# To be done
Extract, from the listing that follows, each line containing the word "włączony".

# Material
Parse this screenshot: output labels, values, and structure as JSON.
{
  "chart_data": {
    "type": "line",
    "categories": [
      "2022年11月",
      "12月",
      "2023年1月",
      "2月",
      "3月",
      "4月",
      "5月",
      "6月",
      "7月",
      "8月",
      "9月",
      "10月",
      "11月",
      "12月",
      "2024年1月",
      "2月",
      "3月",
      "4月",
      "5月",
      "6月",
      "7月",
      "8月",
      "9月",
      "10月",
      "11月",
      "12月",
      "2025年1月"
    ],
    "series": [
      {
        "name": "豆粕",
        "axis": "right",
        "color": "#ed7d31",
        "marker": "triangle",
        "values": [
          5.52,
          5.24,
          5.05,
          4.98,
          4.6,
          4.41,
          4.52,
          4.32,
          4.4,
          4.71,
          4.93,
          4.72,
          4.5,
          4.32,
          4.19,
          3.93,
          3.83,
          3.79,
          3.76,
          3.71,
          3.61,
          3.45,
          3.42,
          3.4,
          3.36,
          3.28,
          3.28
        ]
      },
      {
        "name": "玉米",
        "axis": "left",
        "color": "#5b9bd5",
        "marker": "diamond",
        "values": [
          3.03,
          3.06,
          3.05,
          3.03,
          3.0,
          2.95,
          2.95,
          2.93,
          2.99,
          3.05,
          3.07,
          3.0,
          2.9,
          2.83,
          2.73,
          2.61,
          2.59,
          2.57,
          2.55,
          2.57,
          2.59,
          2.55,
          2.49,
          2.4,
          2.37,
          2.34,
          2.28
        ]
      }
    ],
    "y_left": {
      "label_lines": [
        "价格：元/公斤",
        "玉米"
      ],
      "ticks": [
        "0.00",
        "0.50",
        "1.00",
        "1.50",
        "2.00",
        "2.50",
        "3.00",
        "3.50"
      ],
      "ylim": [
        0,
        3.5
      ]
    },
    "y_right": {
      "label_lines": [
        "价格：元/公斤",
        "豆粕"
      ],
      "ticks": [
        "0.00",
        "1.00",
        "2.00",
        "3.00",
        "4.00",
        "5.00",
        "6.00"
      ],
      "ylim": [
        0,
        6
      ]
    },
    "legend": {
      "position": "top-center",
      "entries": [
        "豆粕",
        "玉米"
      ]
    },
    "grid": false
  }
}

---

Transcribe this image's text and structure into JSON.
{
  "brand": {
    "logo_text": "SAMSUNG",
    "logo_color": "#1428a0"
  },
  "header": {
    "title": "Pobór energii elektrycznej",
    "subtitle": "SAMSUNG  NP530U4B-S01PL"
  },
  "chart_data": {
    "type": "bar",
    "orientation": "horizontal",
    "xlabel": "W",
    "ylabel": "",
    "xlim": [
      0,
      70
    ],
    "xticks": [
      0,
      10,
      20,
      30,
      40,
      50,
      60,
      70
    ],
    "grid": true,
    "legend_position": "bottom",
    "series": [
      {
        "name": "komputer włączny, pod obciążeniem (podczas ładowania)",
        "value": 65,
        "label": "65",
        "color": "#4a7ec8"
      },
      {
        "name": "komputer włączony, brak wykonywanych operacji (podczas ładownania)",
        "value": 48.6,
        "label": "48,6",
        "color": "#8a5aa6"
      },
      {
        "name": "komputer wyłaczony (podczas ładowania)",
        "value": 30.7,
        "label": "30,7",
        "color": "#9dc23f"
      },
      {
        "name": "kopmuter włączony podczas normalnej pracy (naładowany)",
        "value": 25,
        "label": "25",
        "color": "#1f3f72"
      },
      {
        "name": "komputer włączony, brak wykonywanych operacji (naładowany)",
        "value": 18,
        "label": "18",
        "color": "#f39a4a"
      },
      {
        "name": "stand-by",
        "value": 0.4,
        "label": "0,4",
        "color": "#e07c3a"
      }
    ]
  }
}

# Expected output
        "name": "komputer włączony, brak wykonywanych operacji (podczas ładownania)",
        "name": "kopmuter włączony podczas normalnej pracy (naładowany)",
        "name": "komputer włączony, brak wykonywanych operacji (naładowany)",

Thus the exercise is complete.